> [Task instructions]: Restate the records below word for word.
**********
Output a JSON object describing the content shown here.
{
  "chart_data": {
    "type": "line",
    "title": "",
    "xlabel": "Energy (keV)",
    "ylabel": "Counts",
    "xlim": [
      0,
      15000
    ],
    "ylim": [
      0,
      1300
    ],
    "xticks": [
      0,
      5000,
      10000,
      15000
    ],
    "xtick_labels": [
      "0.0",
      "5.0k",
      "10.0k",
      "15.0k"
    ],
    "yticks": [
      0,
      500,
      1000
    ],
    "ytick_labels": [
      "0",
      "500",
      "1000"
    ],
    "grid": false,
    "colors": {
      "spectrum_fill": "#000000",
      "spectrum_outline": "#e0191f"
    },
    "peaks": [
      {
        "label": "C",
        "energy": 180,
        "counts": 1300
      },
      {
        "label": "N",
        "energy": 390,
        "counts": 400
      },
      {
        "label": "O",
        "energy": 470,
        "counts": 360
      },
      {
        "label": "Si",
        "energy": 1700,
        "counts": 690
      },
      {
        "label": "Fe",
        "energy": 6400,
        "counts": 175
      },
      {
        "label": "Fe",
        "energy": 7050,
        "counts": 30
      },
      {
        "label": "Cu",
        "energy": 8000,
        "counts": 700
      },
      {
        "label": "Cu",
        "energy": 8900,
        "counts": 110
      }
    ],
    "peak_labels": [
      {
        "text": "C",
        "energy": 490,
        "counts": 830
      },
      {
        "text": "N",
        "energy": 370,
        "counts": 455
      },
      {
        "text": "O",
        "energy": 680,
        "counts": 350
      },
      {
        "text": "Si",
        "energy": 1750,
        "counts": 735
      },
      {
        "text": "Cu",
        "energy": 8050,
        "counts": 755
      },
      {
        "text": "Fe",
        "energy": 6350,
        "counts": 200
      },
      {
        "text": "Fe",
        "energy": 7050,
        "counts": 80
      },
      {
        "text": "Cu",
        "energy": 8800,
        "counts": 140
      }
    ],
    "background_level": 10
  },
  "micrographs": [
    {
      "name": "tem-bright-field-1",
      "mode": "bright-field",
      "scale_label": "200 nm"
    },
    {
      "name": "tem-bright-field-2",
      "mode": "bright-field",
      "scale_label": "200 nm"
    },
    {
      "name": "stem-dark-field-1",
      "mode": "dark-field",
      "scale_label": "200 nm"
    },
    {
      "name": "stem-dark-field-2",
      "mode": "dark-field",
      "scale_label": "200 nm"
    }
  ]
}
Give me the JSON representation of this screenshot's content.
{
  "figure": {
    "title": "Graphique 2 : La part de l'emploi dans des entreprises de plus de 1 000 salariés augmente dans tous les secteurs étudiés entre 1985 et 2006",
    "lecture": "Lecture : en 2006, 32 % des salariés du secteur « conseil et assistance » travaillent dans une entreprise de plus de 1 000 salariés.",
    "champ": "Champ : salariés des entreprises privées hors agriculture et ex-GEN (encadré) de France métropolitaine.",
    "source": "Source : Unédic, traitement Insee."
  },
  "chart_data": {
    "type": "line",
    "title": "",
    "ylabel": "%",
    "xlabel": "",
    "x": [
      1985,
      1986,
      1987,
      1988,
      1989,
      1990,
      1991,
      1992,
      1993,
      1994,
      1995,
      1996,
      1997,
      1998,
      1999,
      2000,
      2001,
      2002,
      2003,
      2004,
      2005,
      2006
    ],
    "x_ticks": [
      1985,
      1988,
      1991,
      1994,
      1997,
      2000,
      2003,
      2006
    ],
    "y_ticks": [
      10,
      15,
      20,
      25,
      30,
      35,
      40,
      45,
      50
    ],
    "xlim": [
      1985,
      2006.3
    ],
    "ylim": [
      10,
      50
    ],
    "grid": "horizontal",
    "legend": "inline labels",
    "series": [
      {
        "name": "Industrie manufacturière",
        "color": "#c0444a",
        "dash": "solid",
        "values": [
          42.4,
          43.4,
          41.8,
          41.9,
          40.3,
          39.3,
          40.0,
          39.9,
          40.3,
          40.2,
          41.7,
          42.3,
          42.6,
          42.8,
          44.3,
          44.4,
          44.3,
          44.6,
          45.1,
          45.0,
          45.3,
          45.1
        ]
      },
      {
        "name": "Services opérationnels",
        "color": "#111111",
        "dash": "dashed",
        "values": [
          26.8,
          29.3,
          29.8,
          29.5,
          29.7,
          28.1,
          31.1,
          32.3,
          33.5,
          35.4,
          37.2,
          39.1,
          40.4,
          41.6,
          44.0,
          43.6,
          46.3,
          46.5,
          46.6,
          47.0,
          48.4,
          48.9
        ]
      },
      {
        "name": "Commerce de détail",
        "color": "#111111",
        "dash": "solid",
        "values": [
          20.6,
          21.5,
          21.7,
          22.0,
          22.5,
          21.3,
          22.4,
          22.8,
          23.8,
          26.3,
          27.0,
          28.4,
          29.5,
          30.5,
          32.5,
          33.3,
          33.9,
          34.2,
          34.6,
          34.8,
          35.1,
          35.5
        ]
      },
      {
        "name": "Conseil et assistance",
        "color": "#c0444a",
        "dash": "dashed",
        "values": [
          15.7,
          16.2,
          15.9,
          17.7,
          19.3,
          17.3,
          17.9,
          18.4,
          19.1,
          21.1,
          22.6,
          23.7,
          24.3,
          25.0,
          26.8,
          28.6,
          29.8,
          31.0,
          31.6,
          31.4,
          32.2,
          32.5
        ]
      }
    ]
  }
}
**********
> [Solved problem]:
Output a JSON object describing the content shown here.
{
  "chart_data": {
    "type": "line",
    "title": "",
    "xlabel": "Energy (keV)",
    "ylabel": "Counts",
    "xlim": [
      0,
      15000
    ],
    "ylim": [
      0,
      1300
    ],
    "xticks": [
      0,
      5000,
      10000,
      15000
    ],
    "xtick_labels": [
      "0.0",
      "5.0k",
      "10.0k",
      "15.0k"
    ],
    "yticks": [
      0,
      500,
      1000
    ],
    "ytick_labels": [
      "0",
      "500",
      "1000"
    ],
    "grid": false,
    "colors": {
      "spectrum_fill": "#000000",
      "spectrum_outline": "#e0191f"
    },
    "peaks": [
      {
        "label": "C",
        "energy": 180,
        "counts": 1300
      },
      {
        "label": "N",
        "energy": 390,
        "counts": 400
      },
      {
        "label": "O",
        "energy": 470,
        "counts": 360
      },
      {
        "label": "Si",
        "energy": 1700,
        "counts": 690
      },
      {
        "label": "Fe",
        "energy": 6400,
        "counts": 175
      },
      {
        "label": "Fe",
        "energy": 7050,
        "counts": 30
      },
      {
        "label": "Cu",
        "energy": 8000,
        "counts": 700
      },
      {
        "label": "Cu",
        "energy": 8900,
        "counts": 110
      }
    ],
    "peak_labels": [
      {
        "text": "C",
        "energy": 490,
        "counts": 830
      },
      {
        "text": "N",
        "energy": 370,
        "counts": 455
      },
      {
        "text": "O",
        "energy": 680,
        "counts": 350
      },
      {
        "text": "Si",
        "energy": 1750,
        "counts": 735
      },
      {
        "text": "Cu",
        "energy": 8050,
        "counts": 755
      },
      {
        "text": "Fe",
        "energy": 6350,
        "counts": 200
      },
      {
        "text": "Fe",
        "energy": 7050,
        "counts": 80
      },
      {
        "text": "Cu",
        "energy": 8800,
        "counts": 140
      }
    ],
    "background_level": 10
  },
  "micrographs": [
    {
      "name": "tem-bright-field-1",
      "mode": "bright-field",
      "scale_label": "200 nm"
    },
    {
      "name": "tem-bright-field-2",
      "mode": "bright-field",
      "scale_label": "200 nm"
    },
    {
      "name": "stem-dark-field-1",
      "mode": "dark-field",
      "scale_label": "200 nm"
    },
    {
      "name": "stem-dark-field-2",
      "mode": "dark-field",
      "scale_label": "200 nm"
    }
  ]
}
Give me the JSON representation of this screenshot's content.
{
  "figure": {
    "title": "Graphique 2 : La part de l'emploi dans des entreprises de plus de 1 000 salariés augmente dans tous les secteurs étudiés entre 1985 et 2006",
    "lecture": "Lecture : en 2006, 32 % des salariés du secteur « conseil et assistance » travaillent dans une entreprise de plus de 1 000 salariés.",
    "champ": "Champ : salariés des entreprises privées hors agriculture et ex-GEN (encadré) de France métropolitaine.",
    "source": "Source : Unédic, traitement Insee."
  },
  "chart_data": {
    "type": "line",
    "title": "",
    "ylabel": "%",
    "xlabel": "",
    "x": [
      1985,
      1986,
      1987,
      1988,
      1989,
      1990,
      1991,
      1992,
      1993,
      1994,
      1995,
      1996,
      1997,
      1998,
      1999,
      2000,
      2001,
      2002,
      2003,
      2004,
      2005,
      2006
    ],
    "x_ticks": [
      1985,
      1988,
      1991,
      1994,
      1997,
      2000,
      2003,
      2006
    ],
    "y_ticks": [
      10,
      15,
      20,
      25,
      30,
      35,
      40,
      45,
      50
    ],
    "xlim": [
      1985,
      2006.3
    ],
    "ylim": [
      10,
      50
    ],
    "grid": "horizontal",
    "legend": "inline labels",
    "series": [
      {
        "name": "Industrie manufacturière",
        "color": "#c0444a",
        "dash": "solid",
        "values": [
          42.4,
          43.4,
          41.8,
          41.9,
          40.3,
          39.3,
          40.0,
          39.9,
          40.3,
          40.2,
          41.7,
          42.3,
          42.6,
          42.8,
          44.3,
          44.4,
          44.3,
          44.6,
          45.1,
          45.0,
          45.3,
          45.1
        ]
      },
      {
        "name": "Services opérationnels",
        "color": "#111111",
        "dash": "dashed",
        "values": [
          26.8,
          29.3,
          29.8,
          29.5,
          29.7,
          28.1,
          31.1,
          32.3,
          33.5,
          35.4,
          37.2,
          39.1,
          40.4,
          41.6,
          44.0,
          43.6,
          46.3,
          46.5,
          46.6,
          47.0,
          48.4,
          48.9
        ]
      },
      {
        "name": "Commerce de détail",
        "color": "#111111",
        "dash": "solid",
        "values": [
          20.6,
          21.5,
          21.7,
          22.0,
          22.5,
          21.3,
          22.4,
          22.8,
          23.8,
          26.3,
          27.0,
          28.4,
          29.5,
          30.5,
          32.5,
          33.3,
          33.9,
          34.2,
          34.6,
          34.8,
          35.1,
          35.5
        ]
      },
      {
        "name": "Conseil et assistance",
        "color": "#c0444a",
        "dash": "dashed",
        "values": [
          15.7,
          16.2,
          15.9,
          17.7,
          19.3,
          17.3,
          17.9,
          18.4,
          19.1,
          21.1,
          22.6,
          23.7,
          24.3,
          25.0,
          26.8,
          28.6,
          29.8,
          31.0,
          31.6,
          31.4,
          32.2,
          32.5
        ]
      }
    ]
  }
}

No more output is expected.